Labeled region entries

⟨

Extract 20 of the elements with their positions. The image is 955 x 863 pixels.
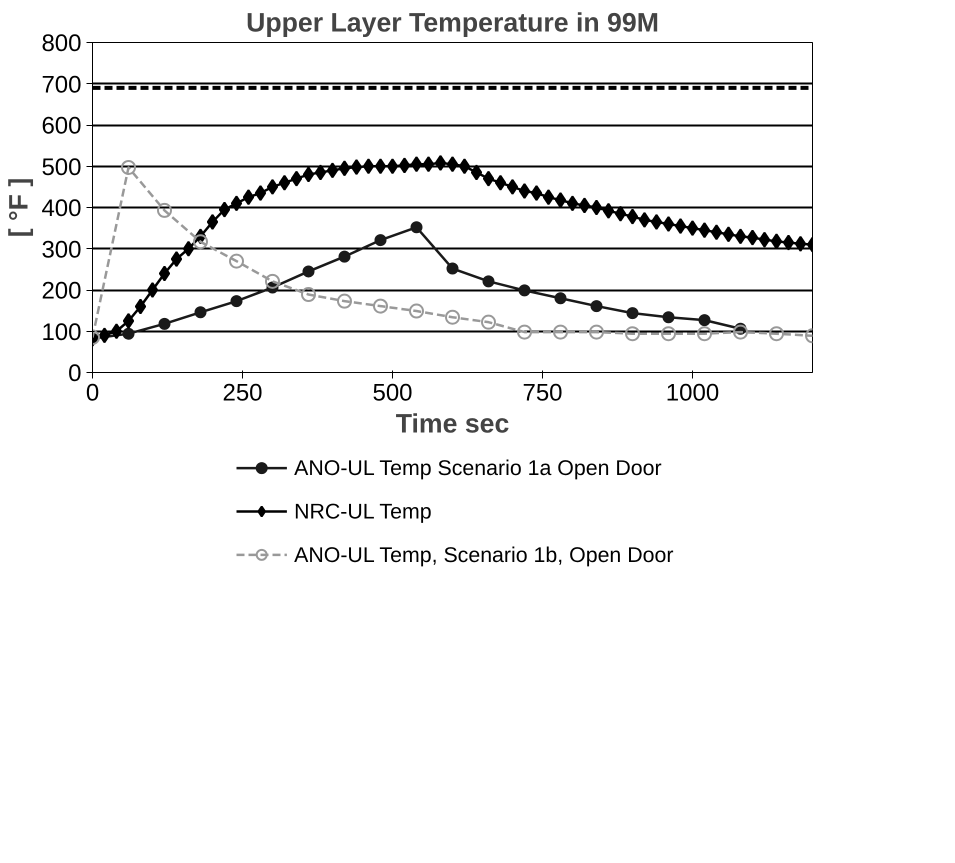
y-tick-label: 400 (41, 195, 82, 222)
y-tick-label: 0 (68, 360, 82, 387)
y-tick-label: 100 (41, 318, 82, 346)
x-axis-title: Time sec (396, 408, 510, 438)
y-tick-label: 300 (41, 236, 82, 264)
x-tick-label: 500 (372, 380, 413, 406)
chart-title: Upper Layer Temperature in 99M (246, 8, 659, 38)
y-axis-title: [ °F ] (3, 178, 34, 238)
x-tick-label: 0 (86, 380, 100, 406)
y-tick-label: 800 (41, 30, 82, 57)
x-tick-label: 750 (522, 380, 563, 406)
legend-label: ANO-UL Temp, Scenario 1b, Open Door (294, 542, 674, 567)
x-tick-label: 250 (222, 380, 263, 406)
y-tick-label: 700 (41, 71, 82, 98)
y-tick-label: 500 (41, 154, 82, 181)
legend-label: NRC-UL Temp (294, 500, 432, 524)
y-tick-label: 200 (41, 278, 82, 304)
y-tick-label: 600 (41, 112, 82, 140)
legend-label: ANO-UL Temp Scenario 1a Open Door (294, 456, 662, 480)
x-tick-label: 1000 (666, 380, 720, 406)
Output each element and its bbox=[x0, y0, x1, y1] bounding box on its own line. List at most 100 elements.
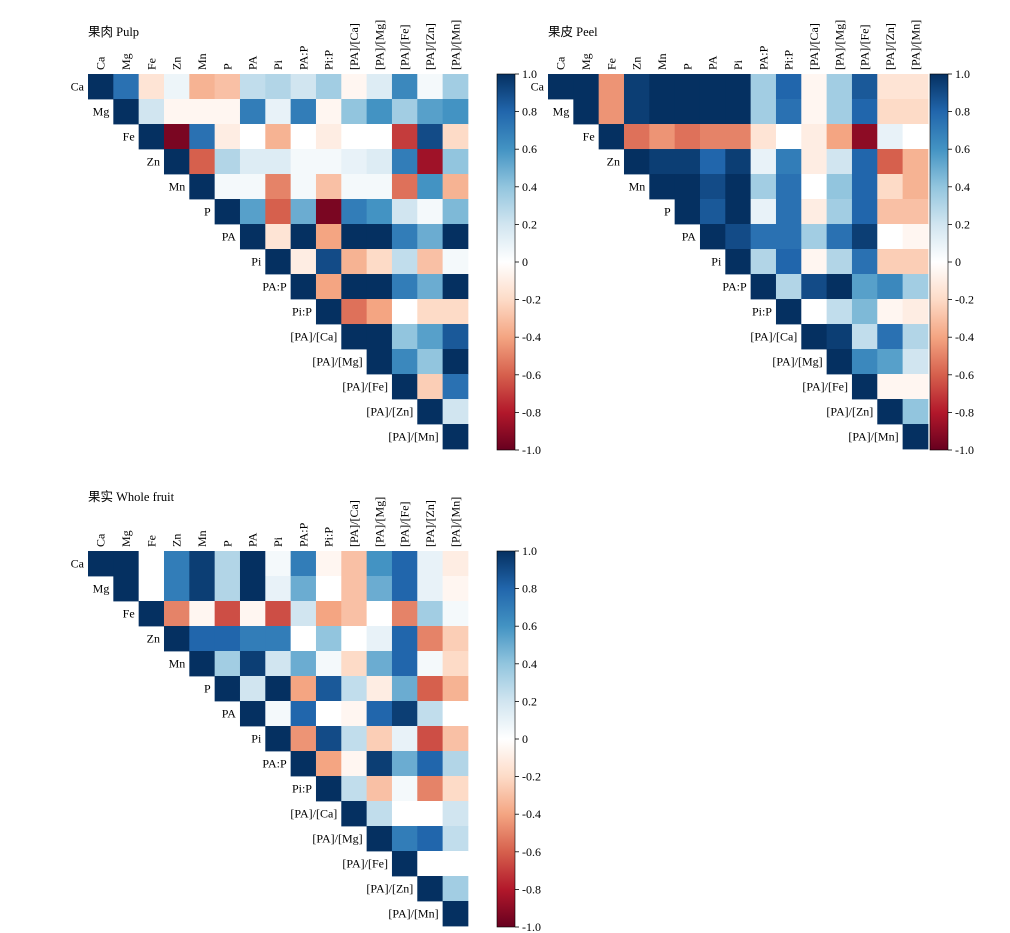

⟩

→ **STATED GOAL**
Return every line of the data above word for word, leaving out the pictures.

→ **RESULT OF THE TASK**
Extract 20 of the elements with their positions. The image is 955 x 863 pixels.
y-tick-label: 400 (41, 195, 82, 222)
y-tick-label: 0 (68, 360, 82, 387)
y-tick-label: 100 (41, 318, 82, 346)
x-axis-title: Time sec (396, 408, 510, 438)
y-tick-label: 300 (41, 236, 82, 264)
x-tick-label: 500 (372, 380, 413, 406)
chart-title: Upper Layer Temperature in 99M (246, 8, 659, 38)
y-axis-title: [ °F ] (3, 178, 34, 238)
x-tick-label: 0 (86, 380, 100, 406)
y-tick-label: 800 (41, 30, 82, 57)
x-tick-label: 750 (522, 380, 563, 406)
legend-label: ANO-UL Temp, Scenario 1b, Open Door (294, 542, 674, 567)
x-tick-label: 250 (222, 380, 263, 406)
y-tick-label: 700 (41, 71, 82, 98)
y-tick-label: 500 (41, 154, 82, 181)
legend-label: NRC-UL Temp (294, 500, 432, 524)
y-tick-label: 200 (41, 278, 82, 304)
y-tick-label: 600 (41, 112, 82, 140)
legend-label: ANO-UL Temp Scenario 1a Open Door (294, 456, 662, 480)
x-tick-label: 1000 (666, 380, 720, 406)
Output each element and its bbox=[x0, y0, x1, y1] bounding box on its own line. List at most 100 elements.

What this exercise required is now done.